• **WHAT YOU WILL DO**: Quote the whole listing word for word, please.
╔══
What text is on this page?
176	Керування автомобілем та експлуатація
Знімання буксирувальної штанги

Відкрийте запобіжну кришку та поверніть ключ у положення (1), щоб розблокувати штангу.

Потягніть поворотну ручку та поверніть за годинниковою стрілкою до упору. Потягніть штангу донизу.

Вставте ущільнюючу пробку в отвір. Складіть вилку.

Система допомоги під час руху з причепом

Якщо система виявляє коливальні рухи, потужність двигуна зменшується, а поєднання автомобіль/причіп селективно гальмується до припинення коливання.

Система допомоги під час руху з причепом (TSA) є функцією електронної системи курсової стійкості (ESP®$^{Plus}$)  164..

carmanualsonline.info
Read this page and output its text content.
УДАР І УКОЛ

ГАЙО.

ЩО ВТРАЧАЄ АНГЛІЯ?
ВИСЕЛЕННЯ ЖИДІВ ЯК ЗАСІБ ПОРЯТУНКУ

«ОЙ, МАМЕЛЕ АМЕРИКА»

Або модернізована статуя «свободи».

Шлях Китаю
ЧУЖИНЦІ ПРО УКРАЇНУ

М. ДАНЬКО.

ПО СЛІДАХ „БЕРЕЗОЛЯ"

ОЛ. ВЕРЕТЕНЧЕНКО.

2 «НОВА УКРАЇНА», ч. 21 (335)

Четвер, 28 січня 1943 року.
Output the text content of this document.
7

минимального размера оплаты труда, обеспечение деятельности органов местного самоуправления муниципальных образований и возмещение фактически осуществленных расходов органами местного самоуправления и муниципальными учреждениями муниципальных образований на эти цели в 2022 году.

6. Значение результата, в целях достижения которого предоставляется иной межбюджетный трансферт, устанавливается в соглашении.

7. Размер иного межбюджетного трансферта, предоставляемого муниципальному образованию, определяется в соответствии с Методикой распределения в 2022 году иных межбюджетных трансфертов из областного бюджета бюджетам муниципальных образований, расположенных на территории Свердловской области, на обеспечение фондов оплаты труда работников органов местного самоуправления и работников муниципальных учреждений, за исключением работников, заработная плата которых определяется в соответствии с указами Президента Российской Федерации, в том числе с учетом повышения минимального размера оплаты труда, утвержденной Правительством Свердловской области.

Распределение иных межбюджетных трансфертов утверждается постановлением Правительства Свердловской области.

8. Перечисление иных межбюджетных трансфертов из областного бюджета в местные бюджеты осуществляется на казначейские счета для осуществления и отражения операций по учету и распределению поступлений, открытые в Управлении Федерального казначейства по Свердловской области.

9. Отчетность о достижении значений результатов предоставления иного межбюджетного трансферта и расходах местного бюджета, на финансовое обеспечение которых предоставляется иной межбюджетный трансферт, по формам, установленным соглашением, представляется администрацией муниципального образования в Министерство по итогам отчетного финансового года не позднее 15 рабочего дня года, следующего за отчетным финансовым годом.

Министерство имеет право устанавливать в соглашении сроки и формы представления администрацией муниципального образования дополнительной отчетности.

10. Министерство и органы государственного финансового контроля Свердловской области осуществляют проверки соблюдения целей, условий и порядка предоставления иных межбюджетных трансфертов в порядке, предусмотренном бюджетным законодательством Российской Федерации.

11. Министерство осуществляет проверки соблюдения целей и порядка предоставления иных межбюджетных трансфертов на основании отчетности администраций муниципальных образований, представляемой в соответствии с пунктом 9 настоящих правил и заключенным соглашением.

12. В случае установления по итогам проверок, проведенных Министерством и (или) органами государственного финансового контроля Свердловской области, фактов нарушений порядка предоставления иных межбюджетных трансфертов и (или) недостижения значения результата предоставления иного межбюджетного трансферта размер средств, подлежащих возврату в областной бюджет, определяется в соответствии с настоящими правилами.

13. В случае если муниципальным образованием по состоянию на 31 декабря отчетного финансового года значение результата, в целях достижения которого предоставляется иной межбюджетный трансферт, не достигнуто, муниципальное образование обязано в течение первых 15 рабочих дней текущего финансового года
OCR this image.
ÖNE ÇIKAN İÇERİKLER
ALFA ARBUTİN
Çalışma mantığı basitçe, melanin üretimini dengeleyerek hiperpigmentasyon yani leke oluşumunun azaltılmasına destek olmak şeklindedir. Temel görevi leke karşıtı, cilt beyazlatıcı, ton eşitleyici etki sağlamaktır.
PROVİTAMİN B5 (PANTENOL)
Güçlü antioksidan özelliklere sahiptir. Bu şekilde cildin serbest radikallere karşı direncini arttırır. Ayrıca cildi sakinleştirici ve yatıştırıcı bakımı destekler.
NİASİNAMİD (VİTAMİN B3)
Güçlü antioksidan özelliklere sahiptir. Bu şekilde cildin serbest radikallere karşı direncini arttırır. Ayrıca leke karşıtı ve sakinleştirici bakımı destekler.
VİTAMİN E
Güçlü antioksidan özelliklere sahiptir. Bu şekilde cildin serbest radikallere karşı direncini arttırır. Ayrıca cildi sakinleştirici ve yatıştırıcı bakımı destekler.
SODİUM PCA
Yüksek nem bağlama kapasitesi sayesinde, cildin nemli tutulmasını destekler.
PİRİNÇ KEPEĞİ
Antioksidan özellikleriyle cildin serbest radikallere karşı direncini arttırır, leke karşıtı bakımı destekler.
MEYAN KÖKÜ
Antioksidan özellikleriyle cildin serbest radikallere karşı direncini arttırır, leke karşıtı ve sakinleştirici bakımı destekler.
╚══
• **THE COMPLETED TASK**:
What text is on this page?
176	Керування автомобілем та експлуатація
Знімання буксирувальної штанги

Відкрийте запобіжну кришку та поверніть ключ у положення (1), щоб розблокувати штангу.

Потягніть поворотну ручку та поверніть за годинниковою стрілкою до упору. Потягніть штангу донизу.

Вставте ущільнюючу пробку в отвір. Складіть вилку.

Система допомоги під час руху з причепом

Якщо система виявляє коливальні рухи, потужність двигуна зменшується, а поєднання автомобіль/причіп селективно гальмується до припинення коливання.

Система допомоги під час руху з причепом (TSA) є функцією електронної системи курсової стійкості (ESP®$^{Plus}$)  164..

carmanualsonline.info
Read this page and output its text content.
УДАР І УКОЛ

ГАЙО.

ЩО ВТРАЧАЄ АНГЛІЯ?
ВИСЕЛЕННЯ ЖИДІВ ЯК ЗАСІБ ПОРЯТУНКУ

«ОЙ, МАМЕЛЕ АМЕРИКА»

Або модернізована статуя «свободи».

Шлях Китаю
ЧУЖИНЦІ ПРО УКРАЇНУ

М. ДАНЬКО.

ПО СЛІДАХ „БЕРЕЗОЛЯ"

ОЛ. ВЕРЕТЕНЧЕНКО.

2 «НОВА УКРАЇНА», ч. 21 (335)

Четвер, 28 січня 1943 року.
Output the text content of this document.
7

минимального размера оплаты труда, обеспечение деятельности органов местного самоуправления муниципальных образований и возмещение фактически осуществленных расходов органами местного самоуправления и муниципальными учреждениями муниципальных образований на эти цели в 2022 году.

6. Значение результата, в целях достижения которого предоставляется иной межбюджетный трансферт, устанавливается в соглашении.

7. Размер иного межбюджетного трансферта, предоставляемого муниципальному образованию, определяется в соответствии с Методикой распределения в 2022 году иных межбюджетных трансфертов из областного бюджета бюджетам муниципальных образований, расположенных на территории Свердловской области, на обеспечение фондов оплаты труда работников органов местного самоуправления и работников муниципальных учреждений, за исключением работников, заработная плата которых определяется в соответствии с указами Президента Российской Федерации, в том числе с учетом повышения минимального размера оплаты труда, утвержденной Правительством Свердловской области.

Распределение иных межбюджетных трансфертов утверждается постановлением Правительства Свердловской области.

8. Перечисление иных межбюджетных трансфертов из областного бюджета в местные бюджеты осуществляется на казначейские счета для осуществления и отражения операций по учету и распределению поступлений, открытые в Управлении Федерального казначейства по Свердловской области.

9. Отчетность о достижении значений результатов предоставления иного межбюджетного трансферта и расходах местного бюджета, на финансовое обеспечение которых предоставляется иной межбюджетный трансферт, по формам, установленным соглашением, представляется администрацией муниципального образования в Министерство по итогам отчетного финансового года не позднее 15 рабочего дня года, следующего за отчетным финансовым годом.

Министерство имеет право устанавливать в соглашении сроки и формы представления администрацией муниципального образования дополнительной отчетности.

10. Министерство и органы государственного финансового контроля Свердловской области осуществляют проверки соблюдения целей, условий и порядка предоставления иных межбюджетных трансфертов в порядке, предусмотренном бюджетным законодательством Российской Федерации.

11. Министерство осуществляет проверки соблюдения целей и порядка предоставления иных межбюджетных трансфертов на основании отчетности администраций муниципальных образований, представляемой в соответствии с пунктом 9 настоящих правил и заключенным соглашением.

12. В случае установления по итогам проверок, проведенных Министерством и (или) органами государственного финансового контроля Свердловской области, фактов нарушений порядка предоставления иных межбюджетных трансфертов и (или) недостижения значения результата предоставления иного межбюджетного трансферта размер средств, подлежащих возврату в областной бюджет, определяется в соответствии с настоящими правилами.

13. В случае если муниципальным образованием по состоянию на 31 декабря отчетного финансового года значение результата, в целях достижения которого предоставляется иной межбюджетный трансферт, не достигнуто, муниципальное образование обязано в течение первых 15 рабочих дней текущего финансового года
OCR this image.
ÖNE ÇIKAN İÇERİKLER
ALFA ARBUTİN
Çalışma mantığı basitçe, melanin üretimini dengeleyerek hiperpigmentasyon yani leke oluşumunun azaltılmasına destek olmak şeklindedir. Temel görevi leke karşıtı, cilt beyazlatıcı, ton eşitleyici etki sağlamaktır.
PROVİTAMİN B5 (PANTENOL)
Güçlü antioksidan özelliklere sahiptir. Bu şekilde cildin serbest radikallere karşı direncini arttırır. Ayrıca cildi sakinleştirici ve yatıştırıcı bakımı destekler.
NİASİNAMİD (VİTAMİN B3)
Güçlü antioksidan özelliklere sahiptir. Bu şekilde cildin serbest radikallere karşı direncini arttırır. Ayrıca leke karşıtı ve sakinleştirici bakımı destekler.
VİTAMİN E
Güçlü antioksidan özelliklere sahiptir. Bu şekilde cildin serbest radikallere karşı direncini arttırır. Ayrıca cildi sakinleştirici ve yatıştırıcı bakımı destekler.
SODİUM PCA
Yüksek nem bağlama kapasitesi sayesinde, cildin nemli tutulmasını destekler.
PİRİNÇ KEPEĞİ
Antioksidan özellikleriyle cildin serbest radikallere karşı direncini arttırır, leke karşıtı bakımı destekler.
MEYAN KÖKÜ
Antioksidan özellikleriyle cildin serbest radikallere karşı direncini arttırır, leke karşıtı ve sakinleştirici bakımı destekler.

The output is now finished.